[Entries with figure data]
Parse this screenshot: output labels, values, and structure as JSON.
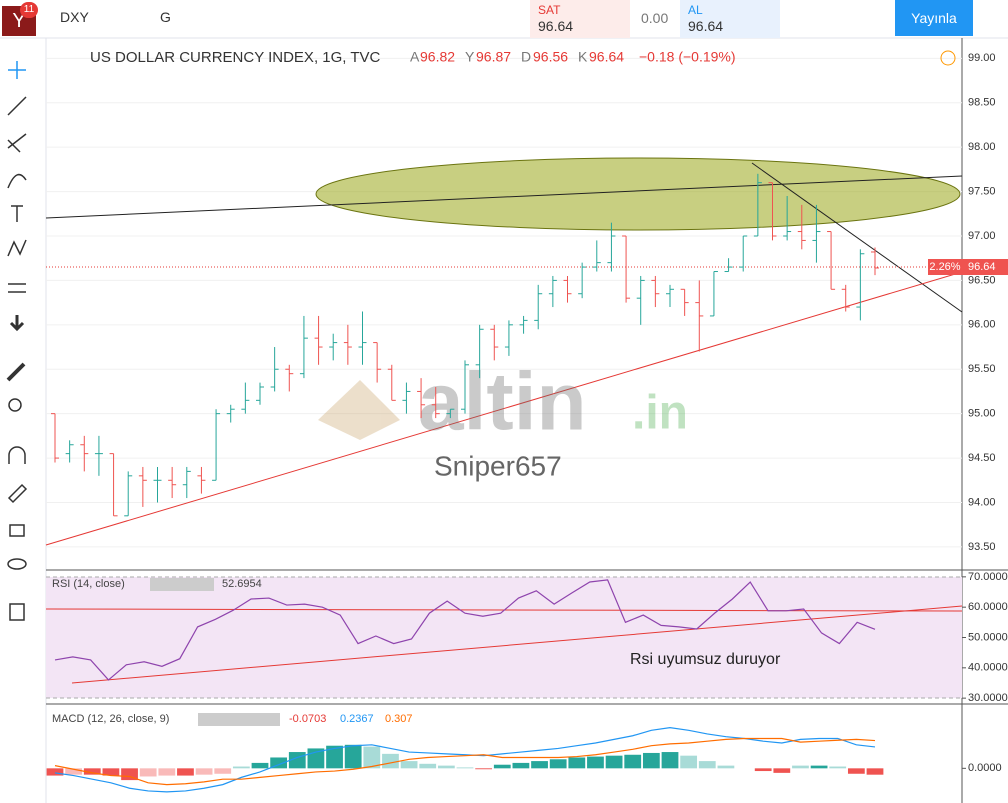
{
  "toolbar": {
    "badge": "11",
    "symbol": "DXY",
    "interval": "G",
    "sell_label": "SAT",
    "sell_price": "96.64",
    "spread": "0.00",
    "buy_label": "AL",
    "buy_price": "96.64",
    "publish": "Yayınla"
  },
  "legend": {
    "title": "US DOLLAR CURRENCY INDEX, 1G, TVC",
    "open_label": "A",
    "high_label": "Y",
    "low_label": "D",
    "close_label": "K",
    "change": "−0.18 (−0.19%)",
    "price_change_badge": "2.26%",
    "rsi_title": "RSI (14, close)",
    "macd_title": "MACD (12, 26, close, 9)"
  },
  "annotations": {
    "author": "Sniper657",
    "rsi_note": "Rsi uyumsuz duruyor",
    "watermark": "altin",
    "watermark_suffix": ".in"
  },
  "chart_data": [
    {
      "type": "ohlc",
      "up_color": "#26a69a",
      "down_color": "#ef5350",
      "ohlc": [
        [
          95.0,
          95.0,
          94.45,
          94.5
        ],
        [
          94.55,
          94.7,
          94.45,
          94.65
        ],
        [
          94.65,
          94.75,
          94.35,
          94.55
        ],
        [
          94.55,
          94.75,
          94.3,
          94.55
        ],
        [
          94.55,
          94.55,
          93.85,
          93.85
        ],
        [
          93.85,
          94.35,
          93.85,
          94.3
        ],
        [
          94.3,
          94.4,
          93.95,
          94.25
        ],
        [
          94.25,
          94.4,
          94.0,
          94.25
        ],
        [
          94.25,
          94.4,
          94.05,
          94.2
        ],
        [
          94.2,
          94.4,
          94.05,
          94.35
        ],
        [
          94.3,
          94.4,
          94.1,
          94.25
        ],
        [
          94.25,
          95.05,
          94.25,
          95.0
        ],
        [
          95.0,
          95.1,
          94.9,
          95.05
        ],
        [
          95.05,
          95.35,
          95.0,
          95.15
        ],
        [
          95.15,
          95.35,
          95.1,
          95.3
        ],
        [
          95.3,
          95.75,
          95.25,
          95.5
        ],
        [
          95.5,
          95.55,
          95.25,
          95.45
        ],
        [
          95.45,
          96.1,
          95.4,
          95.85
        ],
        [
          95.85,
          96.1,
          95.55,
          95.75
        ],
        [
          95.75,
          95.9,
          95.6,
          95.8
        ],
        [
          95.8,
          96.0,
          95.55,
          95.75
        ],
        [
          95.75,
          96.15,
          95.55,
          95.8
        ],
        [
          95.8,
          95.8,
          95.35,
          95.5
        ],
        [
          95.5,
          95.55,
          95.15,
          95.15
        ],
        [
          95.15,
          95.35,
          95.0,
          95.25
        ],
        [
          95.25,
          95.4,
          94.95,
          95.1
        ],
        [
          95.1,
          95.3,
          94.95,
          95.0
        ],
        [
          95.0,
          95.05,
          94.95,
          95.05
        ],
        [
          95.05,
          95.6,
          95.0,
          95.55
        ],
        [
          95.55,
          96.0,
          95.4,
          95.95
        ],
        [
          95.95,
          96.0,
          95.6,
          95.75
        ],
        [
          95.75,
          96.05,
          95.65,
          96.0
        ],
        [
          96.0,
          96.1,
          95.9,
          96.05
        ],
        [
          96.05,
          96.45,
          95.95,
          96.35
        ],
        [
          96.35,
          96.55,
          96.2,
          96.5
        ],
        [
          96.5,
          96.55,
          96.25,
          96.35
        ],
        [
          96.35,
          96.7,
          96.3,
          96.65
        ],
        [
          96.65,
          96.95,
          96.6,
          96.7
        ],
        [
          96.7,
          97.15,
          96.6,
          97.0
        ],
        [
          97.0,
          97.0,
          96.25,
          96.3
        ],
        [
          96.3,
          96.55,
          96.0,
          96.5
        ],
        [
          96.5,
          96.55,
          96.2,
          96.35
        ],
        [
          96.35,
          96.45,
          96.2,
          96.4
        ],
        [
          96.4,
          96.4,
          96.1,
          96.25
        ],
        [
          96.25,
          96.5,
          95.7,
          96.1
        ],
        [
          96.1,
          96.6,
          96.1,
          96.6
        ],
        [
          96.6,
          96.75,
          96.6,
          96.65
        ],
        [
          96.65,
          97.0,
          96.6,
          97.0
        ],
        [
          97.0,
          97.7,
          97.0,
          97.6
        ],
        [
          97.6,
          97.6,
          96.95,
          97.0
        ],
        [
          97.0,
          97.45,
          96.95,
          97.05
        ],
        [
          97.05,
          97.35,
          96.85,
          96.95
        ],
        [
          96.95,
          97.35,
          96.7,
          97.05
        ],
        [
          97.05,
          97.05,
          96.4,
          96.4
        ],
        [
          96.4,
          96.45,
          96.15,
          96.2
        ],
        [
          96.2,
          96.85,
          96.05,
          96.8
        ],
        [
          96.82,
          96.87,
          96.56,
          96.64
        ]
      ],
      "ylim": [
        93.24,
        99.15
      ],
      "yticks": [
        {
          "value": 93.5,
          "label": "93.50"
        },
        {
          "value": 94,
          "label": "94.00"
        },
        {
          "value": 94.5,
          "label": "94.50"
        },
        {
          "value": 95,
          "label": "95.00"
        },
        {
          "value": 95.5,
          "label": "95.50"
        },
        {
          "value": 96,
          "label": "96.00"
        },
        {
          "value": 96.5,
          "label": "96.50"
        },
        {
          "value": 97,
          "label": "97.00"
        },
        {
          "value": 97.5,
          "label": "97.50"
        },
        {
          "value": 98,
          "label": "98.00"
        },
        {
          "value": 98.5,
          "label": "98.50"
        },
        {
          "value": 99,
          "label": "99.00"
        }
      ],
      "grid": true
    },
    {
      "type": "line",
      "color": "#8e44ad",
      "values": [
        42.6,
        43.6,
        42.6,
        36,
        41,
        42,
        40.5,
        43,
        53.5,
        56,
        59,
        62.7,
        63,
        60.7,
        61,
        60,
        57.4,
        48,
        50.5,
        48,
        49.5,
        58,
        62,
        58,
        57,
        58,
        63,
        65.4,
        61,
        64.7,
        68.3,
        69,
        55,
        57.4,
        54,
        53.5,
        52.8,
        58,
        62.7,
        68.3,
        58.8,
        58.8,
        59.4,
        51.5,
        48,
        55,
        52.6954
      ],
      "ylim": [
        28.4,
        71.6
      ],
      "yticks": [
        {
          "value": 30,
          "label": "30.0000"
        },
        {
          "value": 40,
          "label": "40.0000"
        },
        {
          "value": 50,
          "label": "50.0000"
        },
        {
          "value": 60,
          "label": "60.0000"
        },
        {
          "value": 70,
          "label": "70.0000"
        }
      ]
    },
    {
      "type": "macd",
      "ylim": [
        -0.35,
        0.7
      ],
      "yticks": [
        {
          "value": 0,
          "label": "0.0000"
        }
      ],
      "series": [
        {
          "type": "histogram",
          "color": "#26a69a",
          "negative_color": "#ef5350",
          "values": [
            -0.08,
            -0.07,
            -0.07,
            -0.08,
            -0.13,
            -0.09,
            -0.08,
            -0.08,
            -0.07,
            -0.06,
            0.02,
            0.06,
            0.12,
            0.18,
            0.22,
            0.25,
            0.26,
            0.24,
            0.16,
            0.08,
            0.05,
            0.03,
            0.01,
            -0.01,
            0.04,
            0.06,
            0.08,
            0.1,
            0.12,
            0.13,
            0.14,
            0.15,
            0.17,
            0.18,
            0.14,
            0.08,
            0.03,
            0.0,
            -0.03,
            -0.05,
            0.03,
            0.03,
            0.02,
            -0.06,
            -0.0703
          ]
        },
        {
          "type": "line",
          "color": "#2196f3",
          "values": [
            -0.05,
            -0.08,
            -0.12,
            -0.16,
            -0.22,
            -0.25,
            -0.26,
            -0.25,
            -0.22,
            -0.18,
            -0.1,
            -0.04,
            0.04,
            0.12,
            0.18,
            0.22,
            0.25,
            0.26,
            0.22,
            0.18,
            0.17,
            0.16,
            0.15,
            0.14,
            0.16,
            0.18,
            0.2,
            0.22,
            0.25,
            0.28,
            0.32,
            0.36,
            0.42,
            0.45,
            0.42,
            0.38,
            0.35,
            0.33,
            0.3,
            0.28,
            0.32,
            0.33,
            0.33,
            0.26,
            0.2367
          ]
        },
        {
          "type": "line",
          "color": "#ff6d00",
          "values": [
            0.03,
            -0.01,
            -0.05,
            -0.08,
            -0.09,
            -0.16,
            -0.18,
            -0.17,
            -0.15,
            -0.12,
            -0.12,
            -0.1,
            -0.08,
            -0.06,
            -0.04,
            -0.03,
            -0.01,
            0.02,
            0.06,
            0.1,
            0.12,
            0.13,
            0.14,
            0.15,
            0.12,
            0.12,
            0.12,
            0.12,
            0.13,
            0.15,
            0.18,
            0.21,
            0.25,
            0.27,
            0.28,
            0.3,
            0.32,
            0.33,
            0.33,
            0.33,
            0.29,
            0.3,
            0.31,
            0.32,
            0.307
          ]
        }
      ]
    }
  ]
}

What needs to be done: Scan the material above. Copy each line that holds the word "type".

The solution:
      "type": "ohlc",
      "type": "line",
      "type": "macd",
          "type": "histogram",
          "type": "line",
          "type": "line",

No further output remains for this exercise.